### [Exercise goal]
Repeat the material below word for word and leave out all pictures.

(Figure record listings)

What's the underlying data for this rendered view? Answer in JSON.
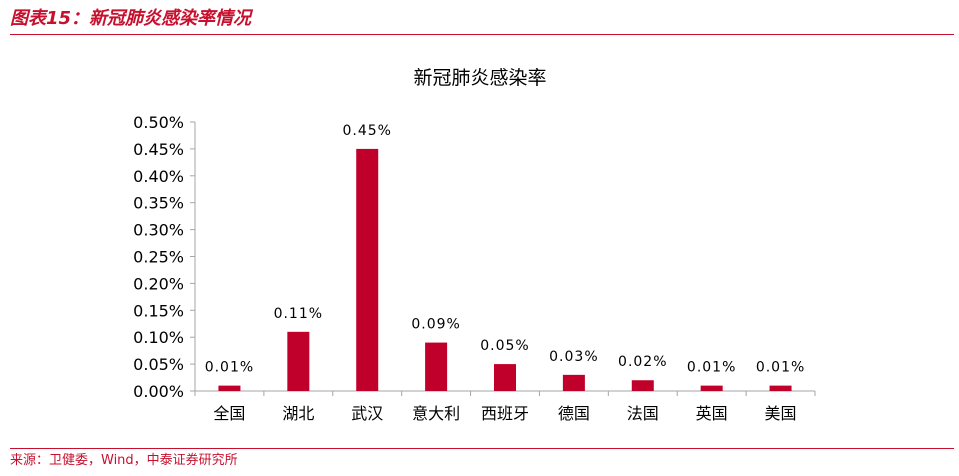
{
  "figure": {
    "title": "图表15：新冠肺炎感染率情况",
    "source": "来源：卫健委，Wind，中泰证券研究所"
  },
  "colors": {
    "accent": "#c8102e",
    "bar": "#c0002a",
    "axis": "#a6a6a6",
    "text": "#000000"
  },
  "chart_data": {
    "type": "bar",
    "title": "新冠肺炎感染率",
    "categories": [
      "全国",
      "湖北",
      "武汉",
      "意大利",
      "西班牙",
      "德国",
      "法国",
      "英国",
      "美国"
    ],
    "values": [
      0.0001,
      0.0011,
      0.0045,
      0.0009,
      0.0005,
      0.0003,
      0.0002,
      0.0001,
      0.0001
    ],
    "data_labels": [
      "0.01%",
      "0.11%",
      "0.45%",
      "0.09%",
      "0.05%",
      "0.03%",
      "0.02%",
      "0.01%",
      "0.01%"
    ],
    "y_ticks": [
      "0.00%",
      "0.05%",
      "0.10%",
      "0.15%",
      "0.20%",
      "0.25%",
      "0.30%",
      "0.35%",
      "0.40%",
      "0.45%",
      "0.50%"
    ],
    "ylim": [
      0,
      0.005
    ],
    "xlabel": "",
    "ylabel": "",
    "grid": false,
    "legend": "none"
  }
}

### [Output of the exercise]
What's the underlying data for this rendered view? Answer in JSON.
{
  "figure": {
    "title": "图表15：新冠肺炎感染率情况",
    "source": "来源：卫健委，Wind，中泰证券研究所"
  },
  "colors": {
    "accent": "#c8102e",
    "bar": "#c0002a",
    "axis": "#a6a6a6",
    "text": "#000000"
  },
  "chart_data": {
    "type": "bar",
    "title": "新冠肺炎感染率",
    "categories": [
      "全国",
      "湖北",
      "武汉",
      "意大利",
      "西班牙",
      "德国",
      "法国",
      "英国",
      "美国"
    ],
    "values": [
      0.0001,
      0.0011,
      0.0045,
      0.0009,
      0.0005,
      0.0003,
      0.0002,
      0.0001,
      0.0001
    ],
    "data_labels": [
      "0.01%",
      "0.11%",
      "0.45%",
      "0.09%",
      "0.05%",
      "0.03%",
      "0.02%",
      "0.01%",
      "0.01%"
    ],
    "y_ticks": [
      "0.00%",
      "0.05%",
      "0.10%",
      "0.15%",
      "0.20%",
      "0.25%",
      "0.30%",
      "0.35%",
      "0.40%",
      "0.45%",
      "0.50%"
    ],
    "ylim": [
      0,
      0.005
    ],
    "xlabel": "",
    "ylabel": "",
    "grid": false,
    "legend": "none"
  }
}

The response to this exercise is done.